## Records shown
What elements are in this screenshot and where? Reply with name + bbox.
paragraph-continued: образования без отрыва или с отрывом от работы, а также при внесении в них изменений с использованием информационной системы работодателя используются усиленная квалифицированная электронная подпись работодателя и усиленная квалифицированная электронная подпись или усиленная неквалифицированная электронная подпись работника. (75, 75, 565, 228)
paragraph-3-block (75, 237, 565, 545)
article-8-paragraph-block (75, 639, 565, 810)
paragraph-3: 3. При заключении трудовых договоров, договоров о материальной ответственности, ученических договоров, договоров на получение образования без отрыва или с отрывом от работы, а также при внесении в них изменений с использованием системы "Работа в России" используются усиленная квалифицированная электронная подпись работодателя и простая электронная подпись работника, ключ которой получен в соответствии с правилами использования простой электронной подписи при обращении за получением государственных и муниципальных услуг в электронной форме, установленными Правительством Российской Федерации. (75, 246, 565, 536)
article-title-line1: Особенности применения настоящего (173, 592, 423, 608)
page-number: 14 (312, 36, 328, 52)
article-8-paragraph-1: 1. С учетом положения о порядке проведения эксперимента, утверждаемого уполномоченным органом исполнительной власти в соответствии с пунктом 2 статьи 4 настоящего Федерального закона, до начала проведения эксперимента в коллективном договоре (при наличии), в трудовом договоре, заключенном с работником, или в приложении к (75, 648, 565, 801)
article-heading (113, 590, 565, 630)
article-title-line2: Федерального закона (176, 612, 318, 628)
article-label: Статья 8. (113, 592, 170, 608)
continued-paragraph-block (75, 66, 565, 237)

## Exercise aim
Copy every one of the records above line for line, changing nothing.

## Finished exercise
What elements are in this screenshot and where? Reply with name + bbox.
paragraph-continued: образования без отрыва или с отрывом от работы, а также при внесении в них изменений с использованием информационной системы работодателя используются усиленная квалифицированная электронная подпись работодателя и усиленная квалифицированная электронная подпись или усиленная неквалифицированная электронная подпись работника. (75, 75, 565, 228)
paragraph-3-block (75, 237, 565, 545)
article-8-paragraph-block (75, 639, 565, 810)
paragraph-3: 3. При заключении трудовых договоров, договоров о материальной ответственности, ученических договоров, договоров на получение образования без отрыва или с отрывом от работы, а также при внесении в них изменений с использованием системы "Работа в России" используются усиленная квалифицированная электронная подпись работодателя и простая электронная подпись работника, ключ которой получен в соответствии с правилами использования простой электронной подписи при обращении за получением государственных и муниципальных услуг в электронной форме, установленными Правительством Российской Федерации. (75, 246, 565, 536)
article-title-line1: Особенности применения настоящего (173, 592, 423, 608)
page-number: 14 (312, 36, 328, 52)
article-8-paragraph-1: 1. С учетом положения о порядке проведения эксперимента, утверждаемого уполномоченным органом исполнительной власти в соответствии с пунктом 2 статьи 4 настоящего Федерального закона, до начала проведения эксперимента в коллективном договоре (при наличии), в трудовом договоре, заключенном с работником, или в приложении к (75, 648, 565, 801)
article-heading (113, 590, 565, 630)
article-title-line2: Федерального закона (176, 612, 318, 628)
article-label: Статья 8. (113, 592, 170, 608)
continued-paragraph-block (75, 66, 565, 237)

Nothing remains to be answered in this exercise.